Dataset records:
- - - -
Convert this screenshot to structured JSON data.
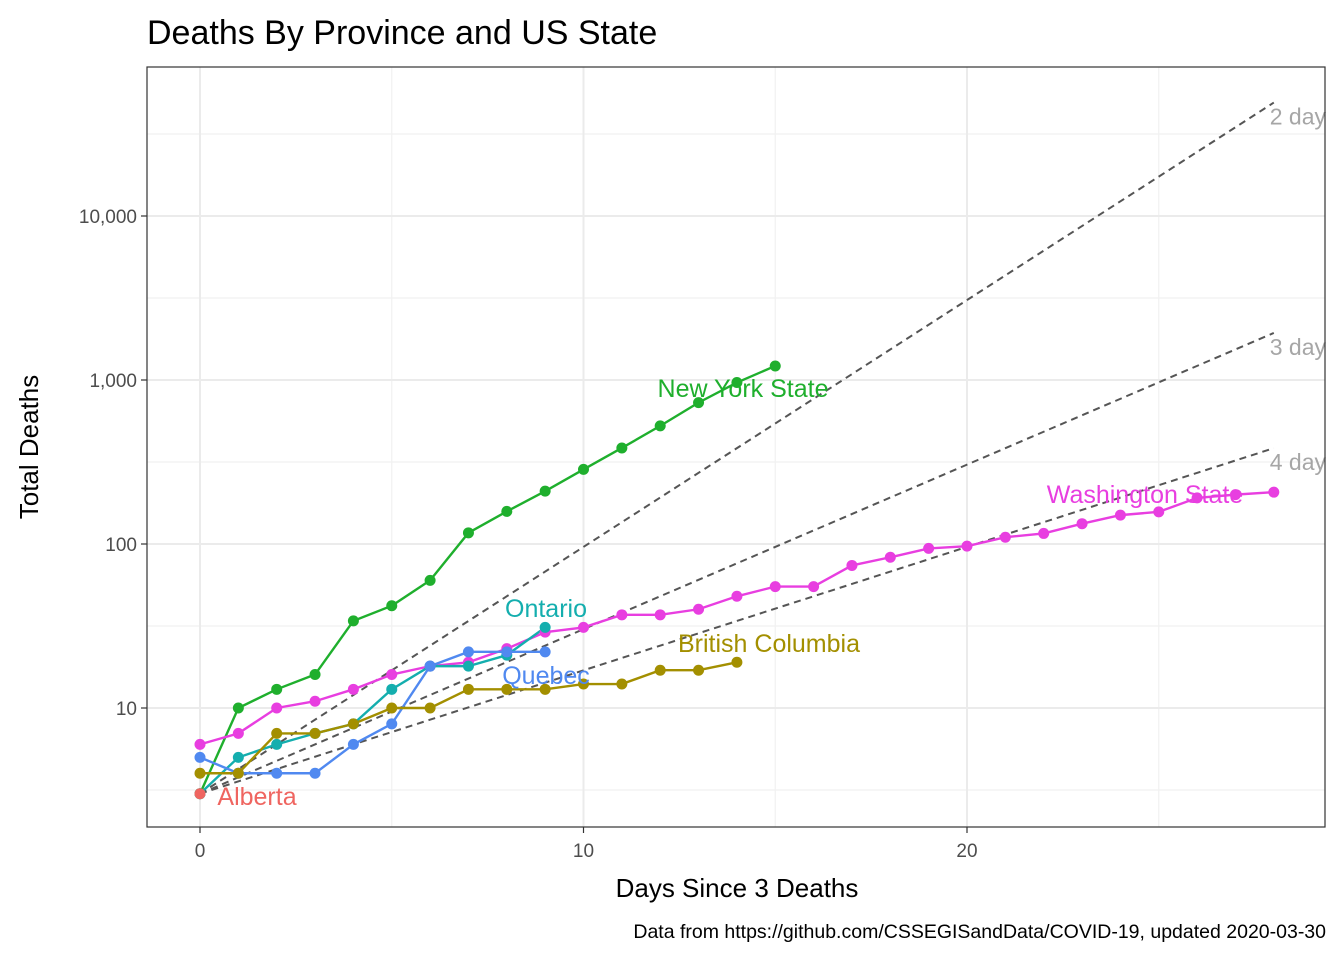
{
  "chart_data": {
    "type": "line",
    "title": "Deaths By Province and US State",
    "xlabel": "Days Since 3 Deaths",
    "ylabel": "Total Deaths",
    "caption": "Data from https://github.com/CSSEGISandData/COVID-19, updated 2020-03-30",
    "y_scale": "log10",
    "xlim": [
      -1,
      29
    ],
    "ylim": [
      2,
      70000
    ],
    "x_ticks": [
      0,
      10,
      20
    ],
    "x_tick_labels": [
      "0",
      "10",
      "20"
    ],
    "y_ticks": [
      10,
      100,
      1000,
      10000
    ],
    "y_tick_labels": [
      "10",
      "100",
      "1,000",
      "10,000"
    ],
    "grid": true,
    "legend": "none",
    "series": [
      {
        "name": "New York State",
        "color": "#1faf2d",
        "x": [
          0,
          1,
          2,
          3,
          4,
          5,
          6,
          7,
          8,
          9,
          10,
          11,
          12,
          13,
          14,
          15
        ],
        "values": [
          3,
          10,
          13,
          16,
          34,
          42,
          60,
          117,
          158,
          210,
          285,
          385,
          525,
          728,
          965,
          1218
        ]
      },
      {
        "name": "Washington State",
        "color": "#e83ee0",
        "x": [
          0,
          1,
          2,
          3,
          4,
          5,
          6,
          7,
          8,
          9,
          10,
          11,
          12,
          13,
          14,
          15,
          16,
          17,
          18,
          19,
          20,
          21,
          22,
          23,
          24,
          25,
          26,
          27,
          28
        ],
        "values": [
          6,
          7,
          10,
          11,
          13,
          16,
          18,
          19,
          23,
          29,
          31,
          37,
          37,
          40,
          48,
          55,
          55,
          74,
          83,
          94,
          97,
          110,
          116,
          133,
          150,
          157,
          191,
          200,
          207
        ]
      },
      {
        "name": "Ontario",
        "color": "#14aeae",
        "x": [
          0,
          1,
          2,
          3,
          4,
          5,
          6,
          7,
          8,
          9
        ],
        "values": [
          3,
          5,
          6,
          7,
          8,
          13,
          18,
          18,
          21,
          31
        ]
      },
      {
        "name": "Quebec",
        "color": "#5089f0",
        "x": [
          0,
          1,
          2,
          3,
          4,
          5,
          6,
          7,
          8,
          9
        ],
        "values": [
          5,
          4,
          4,
          4,
          6,
          8,
          18,
          22,
          22,
          22
        ]
      },
      {
        "name": "British Columbia",
        "color": "#a38f00",
        "x": [
          0,
          1,
          2,
          3,
          4,
          5,
          6,
          7,
          8,
          9,
          10,
          11,
          12,
          13,
          14
        ],
        "values": [
          4,
          4,
          7,
          7,
          8,
          10,
          10,
          13,
          13,
          13,
          14,
          14,
          17,
          17,
          19
        ]
      },
      {
        "name": "Alberta",
        "color": "#ef6560",
        "x": [
          0
        ],
        "values": [
          3
        ]
      }
    ],
    "reference_lines": [
      {
        "name": "2 day",
        "doubling_days": 2,
        "start": 3,
        "x_end": 28,
        "color": "#555555",
        "dash": "dashed"
      },
      {
        "name": "3 day",
        "doubling_days": 3,
        "start": 3,
        "x_end": 28,
        "color": "#555555",
        "dash": "dashed"
      },
      {
        "name": "4 day",
        "doubling_days": 4,
        "start": 3,
        "x_end": 28,
        "color": "#555555",
        "dash": "dashed"
      }
    ]
  }
}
- - - -
Brief:
Transcribe the material as is, with images omitted.

Answer:
Convert this screenshot to structured JSON data.
{
  "chart_data": {
    "type": "line",
    "title": "Deaths By Province and US State",
    "xlabel": "Days Since 3 Deaths",
    "ylabel": "Total Deaths",
    "caption": "Data from https://github.com/CSSEGISandData/COVID-19, updated 2020-03-30",
    "y_scale": "log10",
    "xlim": [
      -1,
      29
    ],
    "ylim": [
      2,
      70000
    ],
    "x_ticks": [
      0,
      10,
      20
    ],
    "x_tick_labels": [
      "0",
      "10",
      "20"
    ],
    "y_ticks": [
      10,
      100,
      1000,
      10000
    ],
    "y_tick_labels": [
      "10",
      "100",
      "1,000",
      "10,000"
    ],
    "grid": true,
    "legend": "none",
    "series": [
      {
        "name": "New York State",
        "color": "#1faf2d",
        "x": [
          0,
          1,
          2,
          3,
          4,
          5,
          6,
          7,
          8,
          9,
          10,
          11,
          12,
          13,
          14,
          15
        ],
        "values": [
          3,
          10,
          13,
          16,
          34,
          42,
          60,
          117,
          158,
          210,
          285,
          385,
          525,
          728,
          965,
          1218
        ]
      },
      {
        "name": "Washington State",
        "color": "#e83ee0",
        "x": [
          0,
          1,
          2,
          3,
          4,
          5,
          6,
          7,
          8,
          9,
          10,
          11,
          12,
          13,
          14,
          15,
          16,
          17,
          18,
          19,
          20,
          21,
          22,
          23,
          24,
          25,
          26,
          27,
          28
        ],
        "values": [
          6,
          7,
          10,
          11,
          13,
          16,
          18,
          19,
          23,
          29,
          31,
          37,
          37,
          40,
          48,
          55,
          55,
          74,
          83,
          94,
          97,
          110,
          116,
          133,
          150,
          157,
          191,
          200,
          207
        ]
      },
      {
        "name": "Ontario",
        "color": "#14aeae",
        "x": [
          0,
          1,
          2,
          3,
          4,
          5,
          6,
          7,
          8,
          9
        ],
        "values": [
          3,
          5,
          6,
          7,
          8,
          13,
          18,
          18,
          21,
          31
        ]
      },
      {
        "name": "Quebec",
        "color": "#5089f0",
        "x": [
          0,
          1,
          2,
          3,
          4,
          5,
          6,
          7,
          8,
          9
        ],
        "values": [
          5,
          4,
          4,
          4,
          6,
          8,
          18,
          22,
          22,
          22
        ]
      },
      {
        "name": "British Columbia",
        "color": "#a38f00",
        "x": [
          0,
          1,
          2,
          3,
          4,
          5,
          6,
          7,
          8,
          9,
          10,
          11,
          12,
          13,
          14
        ],
        "values": [
          4,
          4,
          7,
          7,
          8,
          10,
          10,
          13,
          13,
          13,
          14,
          14,
          17,
          17,
          19
        ]
      },
      {
        "name": "Alberta",
        "color": "#ef6560",
        "x": [
          0
        ],
        "values": [
          3
        ]
      }
    ],
    "reference_lines": [
      {
        "name": "2 day",
        "doubling_days": 2,
        "start": 3,
        "x_end": 28,
        "color": "#555555",
        "dash": "dashed"
      },
      {
        "name": "3 day",
        "doubling_days": 3,
        "start": 3,
        "x_end": 28,
        "color": "#555555",
        "dash": "dashed"
      },
      {
        "name": "4 day",
        "doubling_days": 4,
        "start": 3,
        "x_end": 28,
        "color": "#555555",
        "dash": "dashed"
      }
    ]
  }
}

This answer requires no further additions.